* **Your task**
Exactly repeat the material, dropping only the pictures.

==*==

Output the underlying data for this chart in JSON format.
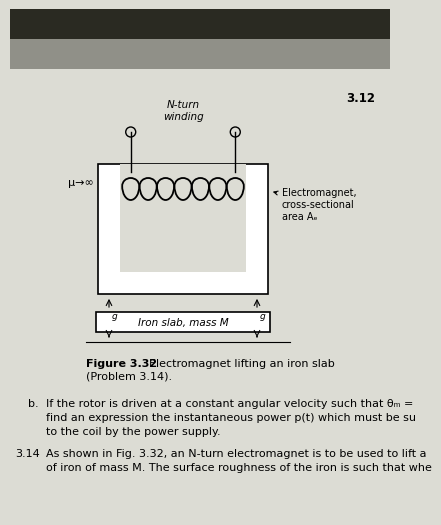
{
  "bg_top_dark": "#1a1a1a",
  "bg_mid_gray": "#b0b0a8",
  "bg_page": "#dcdcd4",
  "page_number": "3.12",
  "winding_label": "N-turn\nwinding",
  "mu_label": "μ→∞",
  "electromagnet_label": "Electromagnet,\ncross-sectional\narea Aₑ",
  "iron_label": "Iron slab, mass M",
  "fig_bold": "Figure 3.32",
  "fig_normal": "  Electromagnet lifting an iron slab\n(Problem 3.14).",
  "body_b_prefix": "b.",
  "body_b1": "If the rotor is driven at a constant angular velocity such that θₘ =",
  "body_b2": "find an expression the instantaneous power p(t) which must be su",
  "body_b3": "the coil by the power supply.",
  "body_314_prefix": "3.14",
  "body_314_1": "As shown in Fig. 3.32, an N-turn electromagnet is to be used to lift a",
  "body_314_2": "of iron of mass M. The surface roughness of the iron is such that whe",
  "core_lw": 1.2,
  "slab_lw": 1.2,
  "n_coils": 7
}
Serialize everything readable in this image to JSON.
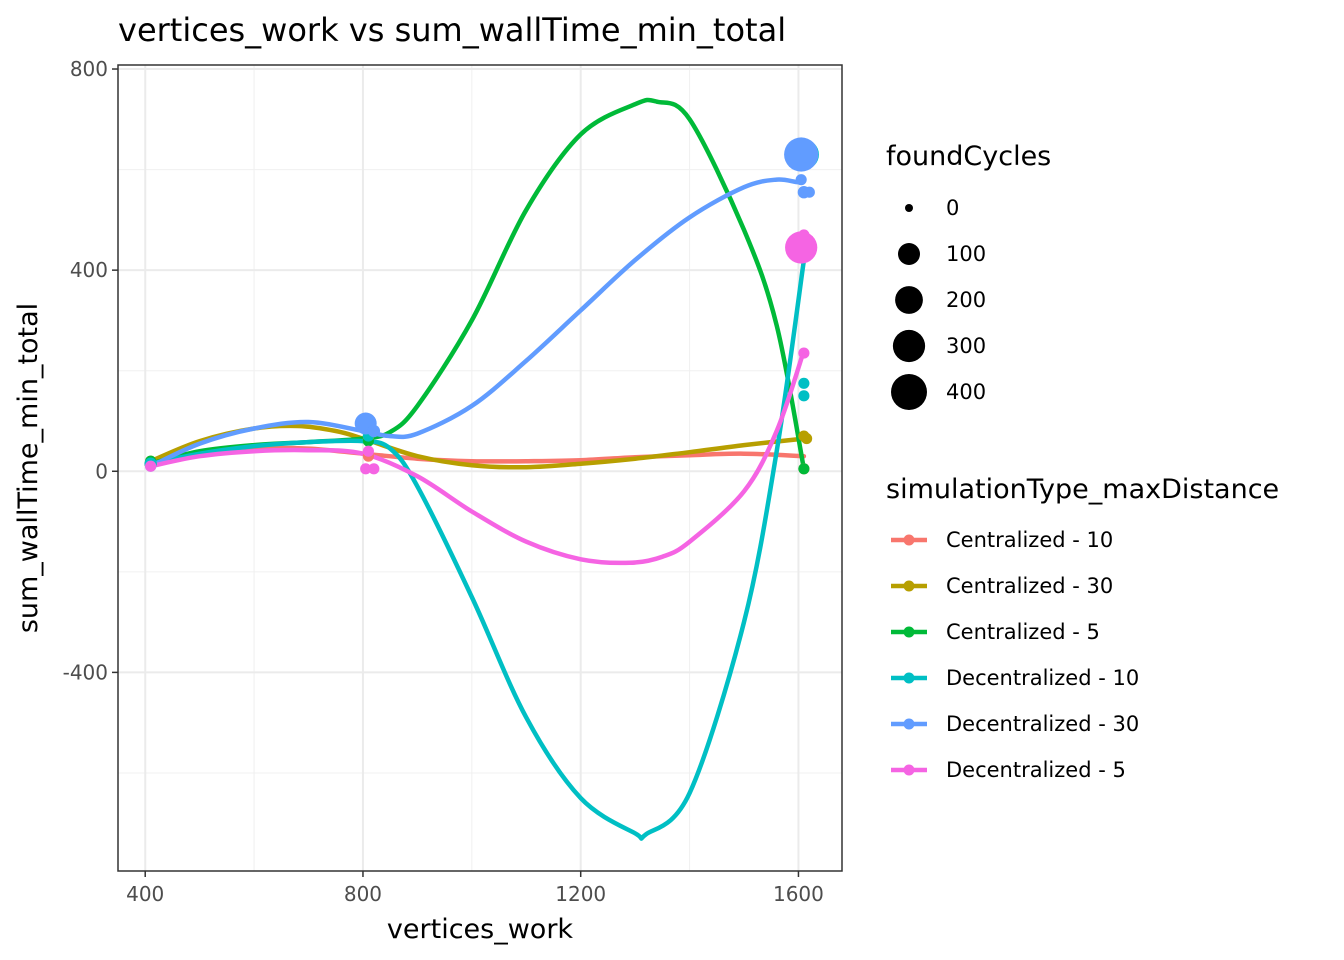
{
  "chart_data": {
    "type": "scatter",
    "title": "vertices_work  vs  sum_wallTime_min_total",
    "xlabel": "vertices_work",
    "ylabel": "sum_wallTime_min_total",
    "xlim": [
      350,
      1680
    ],
    "ylim": [
      -795,
      808
    ],
    "x_ticks": [
      400,
      800,
      1200,
      1600
    ],
    "x_tick_labels": [
      "400",
      "800",
      "1200",
      "1600"
    ],
    "y_ticks": [
      -400,
      0,
      400,
      800
    ],
    "y_tick_labels": [
      "-400",
      "0",
      "400",
      "800"
    ],
    "grid": true,
    "legend_position": "right",
    "size_legend": {
      "title": "foundCycles",
      "levels": [
        {
          "label": "0",
          "value": 0
        },
        {
          "label": "100",
          "value": 100
        },
        {
          "label": "200",
          "value": 200
        },
        {
          "label": "300",
          "value": 300
        },
        {
          "label": "400",
          "value": 400
        }
      ]
    },
    "color_legend": {
      "title": "simulationType_maxDistance"
    },
    "series": [
      {
        "name": "Centralized - 10",
        "color": "#F8766D",
        "smooth": [
          [
            410,
            15
          ],
          [
            500,
            35
          ],
          [
            600,
            45
          ],
          [
            700,
            45
          ],
          [
            800,
            35
          ],
          [
            900,
            25
          ],
          [
            1000,
            20
          ],
          [
            1100,
            20
          ],
          [
            1200,
            22
          ],
          [
            1300,
            28
          ],
          [
            1400,
            32
          ],
          [
            1500,
            35
          ],
          [
            1610,
            30
          ]
        ],
        "points": [
          {
            "x": 410,
            "y": 15,
            "size": 10
          },
          {
            "x": 810,
            "y": 30,
            "size": 5
          },
          {
            "x": 1610,
            "y": 5,
            "size": 5
          }
        ]
      },
      {
        "name": "Centralized - 30",
        "color": "#B79F00",
        "smooth": [
          [
            410,
            20
          ],
          [
            500,
            60
          ],
          [
            600,
            85
          ],
          [
            680,
            90
          ],
          [
            750,
            80
          ],
          [
            800,
            65
          ],
          [
            900,
            30
          ],
          [
            1000,
            12
          ],
          [
            1100,
            8
          ],
          [
            1200,
            15
          ],
          [
            1300,
            25
          ],
          [
            1400,
            38
          ],
          [
            1500,
            52
          ],
          [
            1610,
            65
          ]
        ],
        "points": [
          {
            "x": 410,
            "y": 20,
            "size": 5
          },
          {
            "x": 810,
            "y": 65,
            "size": 5
          },
          {
            "x": 1610,
            "y": 70,
            "size": 5
          },
          {
            "x": 1615,
            "y": 65,
            "size": 5
          }
        ]
      },
      {
        "name": "Centralized - 5",
        "color": "#00BA38",
        "smooth": [
          [
            410,
            15
          ],
          [
            500,
            40
          ],
          [
            600,
            52
          ],
          [
            700,
            58
          ],
          [
            800,
            65
          ],
          [
            850,
            78
          ],
          [
            900,
            130
          ],
          [
            1000,
            300
          ],
          [
            1100,
            520
          ],
          [
            1200,
            670
          ],
          [
            1300,
            730
          ],
          [
            1340,
            735
          ],
          [
            1400,
            700
          ],
          [
            1500,
            480
          ],
          [
            1560,
            290
          ],
          [
            1610,
            5
          ]
        ],
        "points": [
          {
            "x": 410,
            "y": 20,
            "size": 5
          },
          {
            "x": 810,
            "y": 60,
            "size": 5
          },
          {
            "x": 1610,
            "y": 5,
            "size": 5
          }
        ]
      },
      {
        "name": "Decentralized - 10",
        "color": "#00BFC4",
        "smooth": [
          [
            410,
            15
          ],
          [
            500,
            35
          ],
          [
            600,
            50
          ],
          [
            700,
            58
          ],
          [
            800,
            60
          ],
          [
            850,
            45
          ],
          [
            900,
            -30
          ],
          [
            1000,
            -250
          ],
          [
            1100,
            -490
          ],
          [
            1200,
            -650
          ],
          [
            1300,
            -720
          ],
          [
            1320,
            -722
          ],
          [
            1400,
            -640
          ],
          [
            1500,
            -300
          ],
          [
            1560,
            40
          ],
          [
            1610,
            420
          ]
        ],
        "points": [
          {
            "x": 410,
            "y": 15,
            "size": 10
          },
          {
            "x": 810,
            "y": 70,
            "size": 5
          },
          {
            "x": 1610,
            "y": 175,
            "size": 5
          },
          {
            "x": 1610,
            "y": 150,
            "size": 5
          },
          {
            "x": 1610,
            "y": 630,
            "size": 250
          }
        ]
      },
      {
        "name": "Decentralized - 30",
        "color": "#619CFF",
        "smooth": [
          [
            410,
            10
          ],
          [
            500,
            55
          ],
          [
            600,
            85
          ],
          [
            700,
            98
          ],
          [
            800,
            80
          ],
          [
            850,
            70
          ],
          [
            900,
            75
          ],
          [
            1000,
            130
          ],
          [
            1100,
            220
          ],
          [
            1200,
            320
          ],
          [
            1300,
            420
          ],
          [
            1400,
            505
          ],
          [
            1500,
            565
          ],
          [
            1560,
            580
          ],
          [
            1600,
            575
          ],
          [
            1610,
            580
          ]
        ],
        "points": [
          {
            "x": 410,
            "y": 10,
            "size": 5
          },
          {
            "x": 805,
            "y": 95,
            "size": 100
          },
          {
            "x": 820,
            "y": 80,
            "size": 10
          },
          {
            "x": 1605,
            "y": 630,
            "size": 350
          },
          {
            "x": 1620,
            "y": 630,
            "size": 50
          },
          {
            "x": 1605,
            "y": 580,
            "size": 5
          },
          {
            "x": 1610,
            "y": 555,
            "size": 10
          },
          {
            "x": 1620,
            "y": 555,
            "size": 5
          }
        ]
      },
      {
        "name": "Decentralized - 5",
        "color": "#F564E3",
        "smooth": [
          [
            410,
            10
          ],
          [
            500,
            30
          ],
          [
            600,
            40
          ],
          [
            700,
            42
          ],
          [
            800,
            35
          ],
          [
            900,
            -10
          ],
          [
            1000,
            -80
          ],
          [
            1100,
            -140
          ],
          [
            1200,
            -175
          ],
          [
            1290,
            -182
          ],
          [
            1350,
            -170
          ],
          [
            1400,
            -140
          ],
          [
            1500,
            -40
          ],
          [
            1560,
            80
          ],
          [
            1610,
            240
          ]
        ],
        "points": [
          {
            "x": 410,
            "y": 10,
            "size": 5
          },
          {
            "x": 805,
            "y": 5,
            "size": 5
          },
          {
            "x": 820,
            "y": 5,
            "size": 5
          },
          {
            "x": 810,
            "y": 40,
            "size": 5
          },
          {
            "x": 1605,
            "y": 445,
            "size": 300
          },
          {
            "x": 1610,
            "y": 470,
            "size": 5
          },
          {
            "x": 1610,
            "y": 235,
            "size": 5
          }
        ]
      }
    ]
  }
}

==*==

* **Final result**
Output the underlying data for this chart in JSON format.
{
  "bg_top_dark": "#1a1a1a",
  "bg_mid_gray": "#b0b0a8",
  "bg_page": "#dcdcd4",
  "page_number": "3.12",
  "winding_label": "N-turn\nwinding",
  "mu_label": "μ→∞",
  "electromagnet_label": "Electromagnet,\ncross-sectional\narea Aₑ",
  "iron_label": "Iron slab, mass M",
  "fig_bold": "Figure 3.32",
  "fig_normal": "  Electromagnet lifting an iron slab\n(Problem 3.14).",
  "body_b_prefix": "b.",
  "body_b1": "If the rotor is driven at a constant angular velocity such that θₘ =",
  "body_b2": "find an expression the instantaneous power p(t) which must be su",
  "body_b3": "the coil by the power supply.",
  "body_314_prefix": "3.14",
  "body_314_1": "As shown in Fig. 3.32, an N-turn electromagnet is to be used to lift a",
  "body_314_2": "of iron of mass M. The surface roughness of the iron is such that whe",
  "core_lw": 1.2,
  "slab_lw": 1.2,
  "n_coils": 7
}
Serialize everything readable in this image to JSON.
{
  "chart_data": {
    "type": "scatter",
    "title": "vertices_work  vs  sum_wallTime_min_total",
    "xlabel": "vertices_work",
    "ylabel": "sum_wallTime_min_total",
    "xlim": [
      350,
      1680
    ],
    "ylim": [
      -795,
      808
    ],
    "x_ticks": [
      400,
      800,
      1200,
      1600
    ],
    "x_tick_labels": [
      "400",
      "800",
      "1200",
      "1600"
    ],
    "y_ticks": [
      -400,
      0,
      400,
      800
    ],
    "y_tick_labels": [
      "-400",
      "0",
      "400",
      "800"
    ],
    "grid": true,
    "legend_position": "right",
    "size_legend": {
      "title": "foundCycles",
      "levels": [
        {
          "label": "0",
          "value": 0
        },
        {
          "label": "100",
          "value": 100
        },
        {
          "label": "200",
          "value": 200
        },
        {
          "label": "300",
          "value": 300
        },
        {
          "label": "400",
          "value": 400
        }
      ]
    },
    "color_legend": {
      "title": "simulationType_maxDistance"
    },
    "series": [
      {
        "name": "Centralized - 10",
        "color": "#F8766D",
        "smooth": [
          [
            410,
            15
          ],
          [
            500,
            35
          ],
          [
            600,
            45
          ],
          [
            700,
            45
          ],
          [
            800,
            35
          ],
          [
            900,
            25
          ],
          [
            1000,
            20
          ],
          [
            1100,
            20
          ],
          [
            1200,
            22
          ],
          [
            1300,
            28
          ],
          [
            1400,
            32
          ],
          [
            1500,
            35
          ],
          [
            1610,
            30
          ]
        ],
        "points": [
          {
            "x": 410,
            "y": 15,
            "size": 10
          },
          {
            "x": 810,
            "y": 30,
            "size": 5
          },
          {
            "x": 1610,
            "y": 5,
            "size": 5
          }
        ]
      },
      {
        "name": "Centralized - 30",
        "color": "#B79F00",
        "smooth": [
          [
            410,
            20
          ],
          [
            500,
            60
          ],
          [
            600,
            85
          ],
          [
            680,
            90
          ],
          [
            750,
            80
          ],
          [
            800,
            65
          ],
          [
            900,
            30
          ],
          [
            1000,
            12
          ],
          [
            1100,
            8
          ],
          [
            1200,
            15
          ],
          [
            1300,
            25
          ],
          [
            1400,
            38
          ],
          [
            1500,
            52
          ],
          [
            1610,
            65
          ]
        ],
        "points": [
          {
            "x": 410,
            "y": 20,
            "size": 5
          },
          {
            "x": 810,
            "y": 65,
            "size": 5
          },
          {
            "x": 1610,
            "y": 70,
            "size": 5
          },
          {
            "x": 1615,
            "y": 65,
            "size": 5
          }
        ]
      },
      {
        "name": "Centralized - 5",
        "color": "#00BA38",
        "smooth": [
          [
            410,
            15
          ],
          [
            500,
            40
          ],
          [
            600,
            52
          ],
          [
            700,
            58
          ],
          [
            800,
            65
          ],
          [
            850,
            78
          ],
          [
            900,
            130
          ],
          [
            1000,
            300
          ],
          [
            1100,
            520
          ],
          [
            1200,
            670
          ],
          [
            1300,
            730
          ],
          [
            1340,
            735
          ],
          [
            1400,
            700
          ],
          [
            1500,
            480
          ],
          [
            1560,
            290
          ],
          [
            1610,
            5
          ]
        ],
        "points": [
          {
            "x": 410,
            "y": 20,
            "size": 5
          },
          {
            "x": 810,
            "y": 60,
            "size": 5
          },
          {
            "x": 1610,
            "y": 5,
            "size": 5
          }
        ]
      },
      {
        "name": "Decentralized - 10",
        "color": "#00BFC4",
        "smooth": [
          [
            410,
            15
          ],
          [
            500,
            35
          ],
          [
            600,
            50
          ],
          [
            700,
            58
          ],
          [
            800,
            60
          ],
          [
            850,
            45
          ],
          [
            900,
            -30
          ],
          [
            1000,
            -250
          ],
          [
            1100,
            -490
          ],
          [
            1200,
            -650
          ],
          [
            1300,
            -720
          ],
          [
            1320,
            -722
          ],
          [
            1400,
            -640
          ],
          [
            1500,
            -300
          ],
          [
            1560,
            40
          ],
          [
            1610,
            420
          ]
        ],
        "points": [
          {
            "x": 410,
            "y": 15,
            "size": 10
          },
          {
            "x": 810,
            "y": 70,
            "size": 5
          },
          {
            "x": 1610,
            "y": 175,
            "size": 5
          },
          {
            "x": 1610,
            "y": 150,
            "size": 5
          },
          {
            "x": 1610,
            "y": 630,
            "size": 250
          }
        ]
      },
      {
        "name": "Decentralized - 30",
        "color": "#619CFF",
        "smooth": [
          [
            410,
            10
          ],
          [
            500,
            55
          ],
          [
            600,
            85
          ],
          [
            700,
            98
          ],
          [
            800,
            80
          ],
          [
            850,
            70
          ],
          [
            900,
            75
          ],
          [
            1000,
            130
          ],
          [
            1100,
            220
          ],
          [
            1200,
            320
          ],
          [
            1300,
            420
          ],
          [
            1400,
            505
          ],
          [
            1500,
            565
          ],
          [
            1560,
            580
          ],
          [
            1600,
            575
          ],
          [
            1610,
            580
          ]
        ],
        "points": [
          {
            "x": 410,
            "y": 10,
            "size": 5
          },
          {
            "x": 805,
            "y": 95,
            "size": 100
          },
          {
            "x": 820,
            "y": 80,
            "size": 10
          },
          {
            "x": 1605,
            "y": 630,
            "size": 350
          },
          {
            "x": 1620,
            "y": 630,
            "size": 50
          },
          {
            "x": 1605,
            "y": 580,
            "size": 5
          },
          {
            "x": 1610,
            "y": 555,
            "size": 10
          },
          {
            "x": 1620,
            "y": 555,
            "size": 5
          }
        ]
      },
      {
        "name": "Decentralized - 5",
        "color": "#F564E3",
        "smooth": [
          [
            410,
            10
          ],
          [
            500,
            30
          ],
          [
            600,
            40
          ],
          [
            700,
            42
          ],
          [
            800,
            35
          ],
          [
            900,
            -10
          ],
          [
            1000,
            -80
          ],
          [
            1100,
            -140
          ],
          [
            1200,
            -175
          ],
          [
            1290,
            -182
          ],
          [
            1350,
            -170
          ],
          [
            1400,
            -140
          ],
          [
            1500,
            -40
          ],
          [
            1560,
            80
          ],
          [
            1610,
            240
          ]
        ],
        "points": [
          {
            "x": 410,
            "y": 10,
            "size": 5
          },
          {
            "x": 805,
            "y": 5,
            "size": 5
          },
          {
            "x": 820,
            "y": 5,
            "size": 5
          },
          {
            "x": 810,
            "y": 40,
            "size": 5
          },
          {
            "x": 1605,
            "y": 445,
            "size": 300
          },
          {
            "x": 1610,
            "y": 470,
            "size": 5
          },
          {
            "x": 1610,
            "y": 235,
            "size": 5
          }
        ]
      }
    ]
  }
}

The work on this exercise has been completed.